DATASET ROWS.
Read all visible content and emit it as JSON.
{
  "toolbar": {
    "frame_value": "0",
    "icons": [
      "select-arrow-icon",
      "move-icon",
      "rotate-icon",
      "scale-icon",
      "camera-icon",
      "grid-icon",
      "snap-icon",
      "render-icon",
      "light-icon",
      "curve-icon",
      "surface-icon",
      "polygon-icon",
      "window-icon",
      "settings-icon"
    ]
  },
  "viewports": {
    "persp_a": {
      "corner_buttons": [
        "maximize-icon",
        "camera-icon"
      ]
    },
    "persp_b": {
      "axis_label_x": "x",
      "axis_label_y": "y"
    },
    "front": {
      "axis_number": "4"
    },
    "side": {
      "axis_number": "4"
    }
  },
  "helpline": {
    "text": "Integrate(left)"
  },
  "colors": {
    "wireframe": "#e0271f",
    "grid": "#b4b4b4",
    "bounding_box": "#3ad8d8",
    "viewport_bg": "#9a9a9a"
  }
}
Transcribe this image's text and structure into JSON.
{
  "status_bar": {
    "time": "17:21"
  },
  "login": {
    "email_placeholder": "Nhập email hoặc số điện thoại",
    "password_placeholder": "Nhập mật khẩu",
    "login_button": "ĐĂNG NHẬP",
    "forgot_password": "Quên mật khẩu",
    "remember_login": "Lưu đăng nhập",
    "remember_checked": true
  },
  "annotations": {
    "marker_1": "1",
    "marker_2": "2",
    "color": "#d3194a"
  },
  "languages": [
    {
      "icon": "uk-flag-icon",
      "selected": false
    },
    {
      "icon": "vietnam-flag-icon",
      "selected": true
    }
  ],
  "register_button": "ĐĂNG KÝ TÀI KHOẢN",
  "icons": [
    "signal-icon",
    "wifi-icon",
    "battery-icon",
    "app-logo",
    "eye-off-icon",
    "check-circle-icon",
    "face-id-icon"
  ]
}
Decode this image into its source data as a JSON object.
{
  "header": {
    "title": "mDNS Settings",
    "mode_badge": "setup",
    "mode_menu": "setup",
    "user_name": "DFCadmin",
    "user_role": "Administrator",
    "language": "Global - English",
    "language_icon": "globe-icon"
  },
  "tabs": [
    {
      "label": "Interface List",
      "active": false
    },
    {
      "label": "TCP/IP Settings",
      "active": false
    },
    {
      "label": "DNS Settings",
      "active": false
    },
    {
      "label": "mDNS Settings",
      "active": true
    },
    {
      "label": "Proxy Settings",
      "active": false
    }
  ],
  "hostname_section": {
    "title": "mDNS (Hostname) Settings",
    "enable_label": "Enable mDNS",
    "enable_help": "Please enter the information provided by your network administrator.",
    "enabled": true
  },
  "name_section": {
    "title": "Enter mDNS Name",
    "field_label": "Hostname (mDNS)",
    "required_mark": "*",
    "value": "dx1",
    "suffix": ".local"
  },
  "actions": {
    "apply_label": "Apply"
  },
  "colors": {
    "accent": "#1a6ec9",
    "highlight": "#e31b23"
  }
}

WRITTEN REQUEST. Find the word "image" and list each line it appears in.

THE ANSWER.
Transcribe this image's text and structure into JSON.
Decode this image into its source data as a JSON object.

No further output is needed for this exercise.